### Goal of the exercise
Give back every line of the data exactly. Pictures are not part of the copy.

==============================

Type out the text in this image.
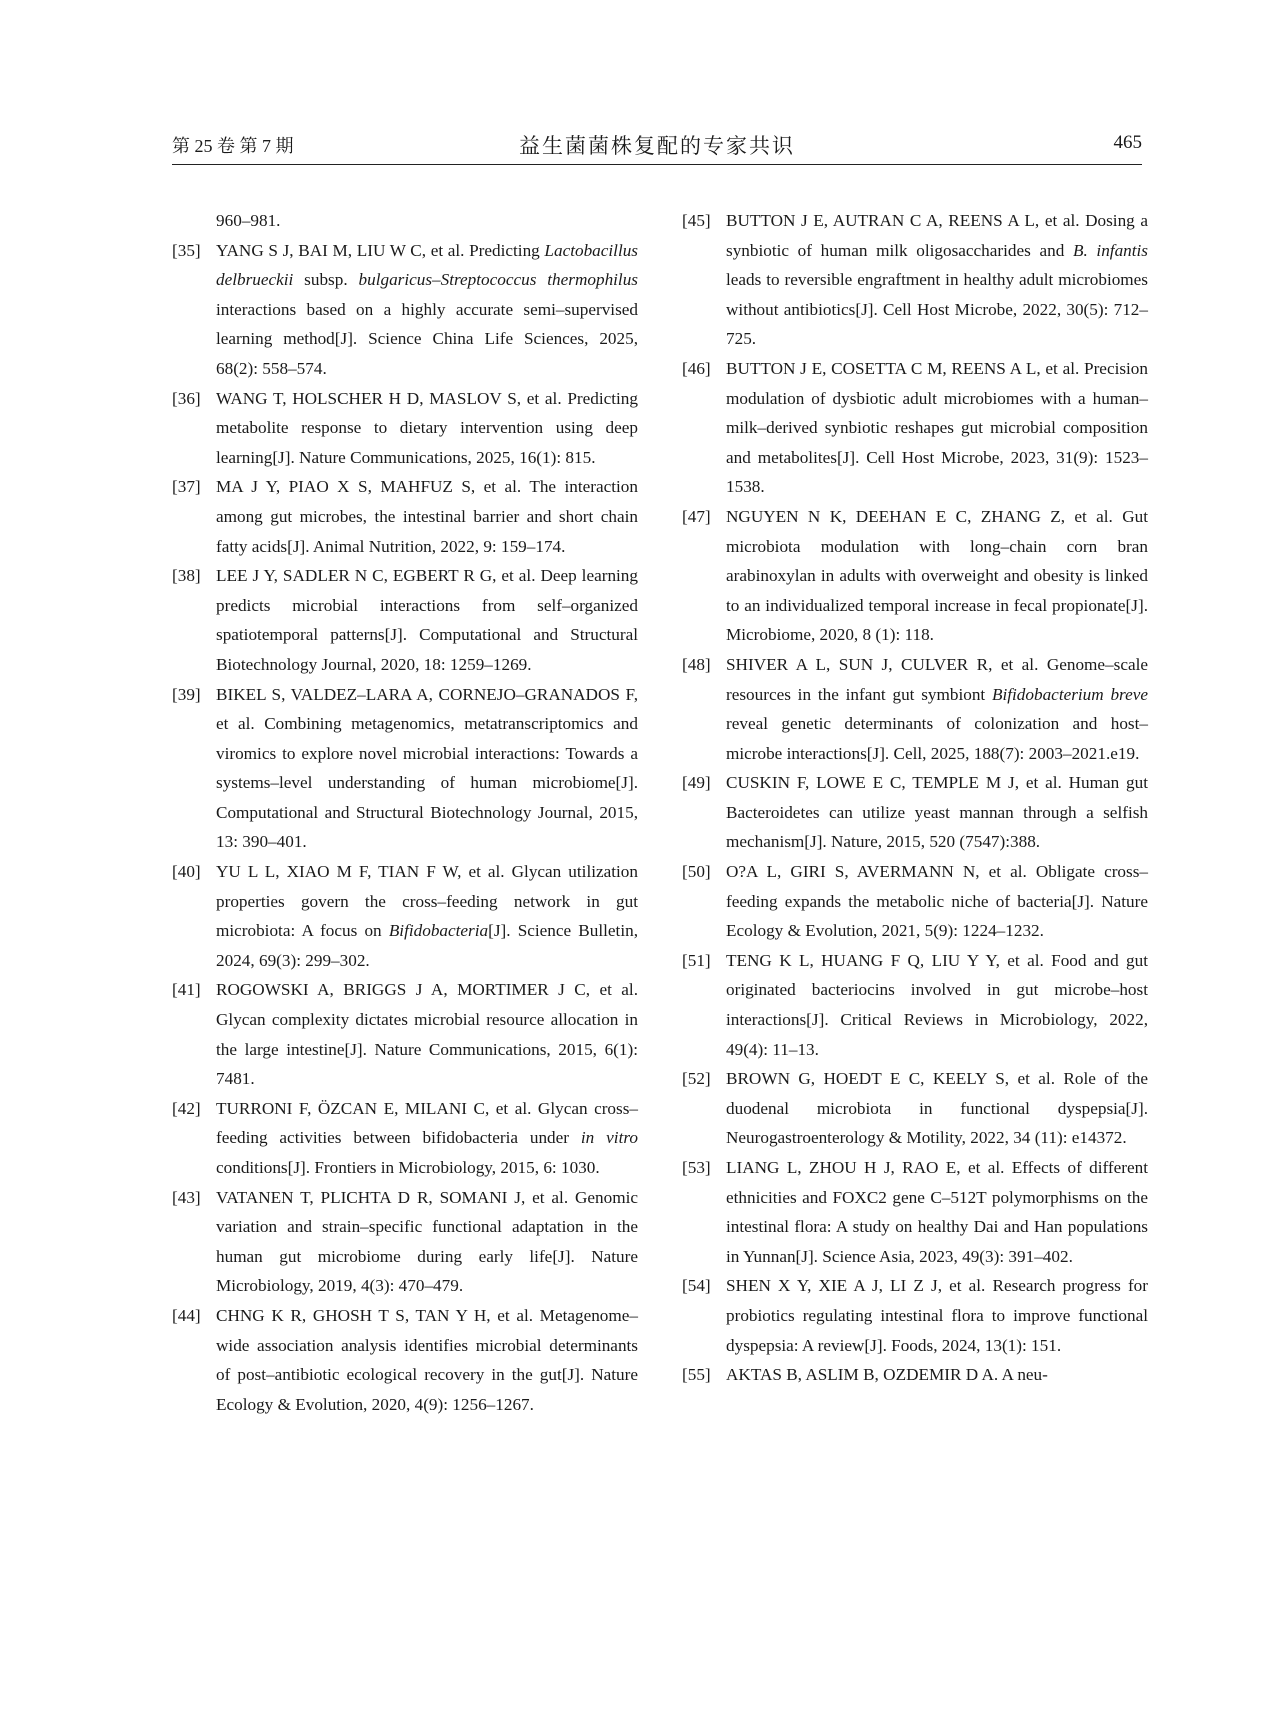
第 25 卷 第 7 期	益生菌菌株复配的专家共识	465
960–981.
[35] YANG S J, BAI M, LIU W C, et al. Predicting Lactobacillus delbrueckii subsp. bulgaricus–Streptococcus thermophilus interactions based on a highly accurate semi–supervised learning method[J]. Science China Life Sciences, 2025, 68(2): 558–574.
[36] WANG T, HOLSCHER H D, MASLOV S, et al. Predicting metabolite response to dietary intervention using deep learning[J]. Nature Communications, 2025, 16(1): 815.
[37] MA J Y, PIAO X S, MAHFUZ S, et al. The interaction among gut microbes, the intestinal barrier and short chain fatty acids[J]. Animal Nutrition, 2022, 9: 159–174.
[38] LEE J Y, SADLER N C, EGBERT R G, et al. Deep learning predicts microbial interactions from self–organized spatiotemporal patterns[J]. Computational and Structural Biotechnology Journal, 2020, 18: 1259–1269.
[39] BIKEL S, VALDEZ–LARA A, CORNEJO–GRANADOS F, et al. Combining metagenomics, metatranscriptomics and viromics to explore novel microbial interactions: Towards a systems–level understanding of human microbiome[J]. Computational and Structural Biotechnology Journal, 2015, 13: 390–401.
[40] YU L L, XIAO M F, TIAN F W, et al. Glycan utilization properties govern the cross–feeding network in gut microbiota: A focus on Bifidobacteria[J]. Science Bulletin, 2024, 69(3): 299–302.
[41] ROGOWSKI A, BRIGGS J A, MORTIMER J C, et al. Glycan complexity dictates microbial resource allocation in the large intestine[J]. Nature Communications, 2015, 6(1): 7481.
[42] TURRONI F, ÖZCAN E, MILANI C, et al. Glycan cross–feeding activities between bifidobacteria under in vitro conditions[J]. Frontiers in Microbiology, 2015, 6: 1030.
[43] VATANEN T, PLICHTA D R, SOMANI J, et al. Genomic variation and strain–specific functional adaptation in the human gut microbiome during early life[J]. Nature Microbiology, 2019, 4(3): 470–479.
[44] CHNG K R, GHOSH T S, TAN Y H, et al. Metagenome–wide association analysis identifies microbial determinants of post–antibiotic ecological recovery in the gut[J]. Nature Ecology & Evolution, 2020, 4(9): 1256–1267.
[45] BUTTON J E, AUTRAN C A, REENS A L, et al. Dosing a synbiotic of human milk oligosaccharides and B. infantis leads to reversible engraftment in healthy adult microbiomes without antibiotics[J]. Cell Host Microbe, 2022, 30(5): 712–725.
[46] BUTTON J E, COSETTA C M, REENS A L, et al. Precision modulation of dysbiotic adult microbiomes with a human–milk–derived synbiotic reshapes gut microbial composition and metabolites[J]. Cell Host Microbe, 2023, 31(9): 1523–1538.
[47] NGUYEN N K, DEEHAN E C, ZHANG Z, et al. Gut microbiota modulation with long–chain corn bran arabinoxylan in adults with overweight and obesity is linked to an individualized temporal increase in fecal propionate[J]. Microbiome, 2020, 8 (1): 118.
[48] SHIVER A L, SUN J, CULVER R, et al. Genome–scale resources in the infant gut symbiont Bifidobacterium breve reveal genetic determinants of colonization and host–microbe interactions[J]. Cell, 2025, 188(7): 2003–2021.e19.
[49] CUSKIN F, LOWE E C, TEMPLE M J, et al. Human gut Bacteroidetes can utilize yeast mannan through a selfish mechanism[J]. Nature, 2015, 520 (7547):388.
[50] O?A L, GIRI S, AVERMANN N, et al. Obligate cross–feeding expands the metabolic niche of bacteria[J]. Nature Ecology & Evolution, 2021, 5(9): 1224–1232.
[51] TENG K L, HUANG F Q, LIU Y Y, et al. Food and gut originated bacteriocins involved in gut microbe–host interactions[J]. Critical Reviews in Microbiology, 2022, 49(4): 11–13.
[52] BROWN G, HOEDT E C, KEELY S, et al. Role of the duodenal microbiota in functional dyspepsia[J]. Neurogastroenterology & Motility, 2022, 34 (11): e14372.
[53] LIANG L, ZHOU H J, RAO E, et al. Effects of different ethnicities and FOXC2 gene C–512T polymorphisms on the intestinal flora: A study on healthy Dai and Han populations in Yunnan[J]. Science Asia, 2023, 49(3): 391–402.
[54] SHEN X Y, XIE A J, LI Z J, et al. Research progress for probiotics regulating intestinal flora to improve functional dyspepsia: A review[J]. Foods, 2024, 13(1): 151.
[55] AKTAS B, ASLIM B, OZDEMIR D A. A neu-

==============================

### Exercise output
Type out the text in this image.
第 25 卷 第 7 期	益生菌菌株复配的专家共识	465
960–981.
[35] YANG S J, BAI M, LIU W C, et al. Predicting Lactobacillus delbrueckii subsp. bulgaricus–Streptococcus thermophilus interactions based on a highly accurate semi–supervised learning method[J]. Science China Life Sciences, 2025, 68(2): 558–574.
[36] WANG T, HOLSCHER H D, MASLOV S, et al. Predicting metabolite response to dietary intervention using deep learning[J]. Nature Communications, 2025, 16(1): 815.
[37] MA J Y, PIAO X S, MAHFUZ S, et al. The interaction among gut microbes, the intestinal barrier and short chain fatty acids[J]. Animal Nutrition, 2022, 9: 159–174.
[38] LEE J Y, SADLER N C, EGBERT R G, et al. Deep learning predicts microbial interactions from self–organized spatiotemporal patterns[J]. Computational and Structural Biotechnology Journal, 2020, 18: 1259–1269.
[39] BIKEL S, VALDEZ–LARA A, CORNEJO–GRANADOS F, et al. Combining metagenomics, metatranscriptomics and viromics to explore novel microbial interactions: Towards a systems–level understanding of human microbiome[J]. Computational and Structural Biotechnology Journal, 2015, 13: 390–401.
[40] YU L L, XIAO M F, TIAN F W, et al. Glycan utilization properties govern the cross–feeding network in gut microbiota: A focus on Bifidobacteria[J]. Science Bulletin, 2024, 69(3): 299–302.
[41] ROGOWSKI A, BRIGGS J A, MORTIMER J C, et al. Glycan complexity dictates microbial resource allocation in the large intestine[J]. Nature Communications, 2015, 6(1): 7481.
[42] TURRONI F, ÖZCAN E, MILANI C, et al. Glycan cross–feeding activities between bifidobacteria under in vitro conditions[J]. Frontiers in Microbiology, 2015, 6: 1030.
[43] VATANEN T, PLICHTA D R, SOMANI J, et al. Genomic variation and strain–specific functional adaptation in the human gut microbiome during early life[J]. Nature Microbiology, 2019, 4(3): 470–479.
[44] CHNG K R, GHOSH T S, TAN Y H, et al. Metagenome–wide association analysis identifies microbial determinants of post–antibiotic ecological recovery in the gut[J]. Nature Ecology & Evolution, 2020, 4(9): 1256–1267.
[45] BUTTON J E, AUTRAN C A, REENS A L, et al. Dosing a synbiotic of human milk oligosaccharides and B. infantis leads to reversible engraftment in healthy adult microbiomes without antibiotics[J]. Cell Host Microbe, 2022, 30(5): 712–725.
[46] BUTTON J E, COSETTA C M, REENS A L, et al. Precision modulation of dysbiotic adult microbiomes with a human–milk–derived synbiotic reshapes gut microbial composition and metabolites[J]. Cell Host Microbe, 2023, 31(9): 1523–1538.
[47] NGUYEN N K, DEEHAN E C, ZHANG Z, et al. Gut microbiota modulation with long–chain corn bran arabinoxylan in adults with overweight and obesity is linked to an individualized temporal increase in fecal propionate[J]. Microbiome, 2020, 8 (1): 118.
[48] SHIVER A L, SUN J, CULVER R, et al. Genome–scale resources in the infant gut symbiont Bifidobacterium breve reveal genetic determinants of colonization and host–microbe interactions[J]. Cell, 2025, 188(7): 2003–2021.e19.
[49] CUSKIN F, LOWE E C, TEMPLE M J, et al. Human gut Bacteroidetes can utilize yeast mannan through a selfish mechanism[J]. Nature, 2015, 520 (7547):388.
[50] O?A L, GIRI S, AVERMANN N, et al. Obligate cross–feeding expands the metabolic niche of bacteria[J]. Nature Ecology & Evolution, 2021, 5(9): 1224–1232.
[51] TENG K L, HUANG F Q, LIU Y Y, et al. Food and gut originated bacteriocins involved in gut microbe–host interactions[J]. Critical Reviews in Microbiology, 2022, 49(4): 11–13.
[52] BROWN G, HOEDT E C, KEELY S, et al. Role of the duodenal microbiota in functional dyspepsia[J]. Neurogastroenterology & Motility, 2022, 34 (11): e14372.
[53] LIANG L, ZHOU H J, RAO E, et al. Effects of different ethnicities and FOXC2 gene C–512T polymorphisms on the intestinal flora: A study on healthy Dai and Han populations in Yunnan[J]. Science Asia, 2023, 49(3): 391–402.
[54] SHEN X Y, XIE A J, LI Z J, et al. Research progress for probiotics regulating intestinal flora to improve functional dyspepsia: A review[J]. Foods, 2024, 13(1): 151.
[55] AKTAS B, ASLIM B, OZDEMIR D A. A neu-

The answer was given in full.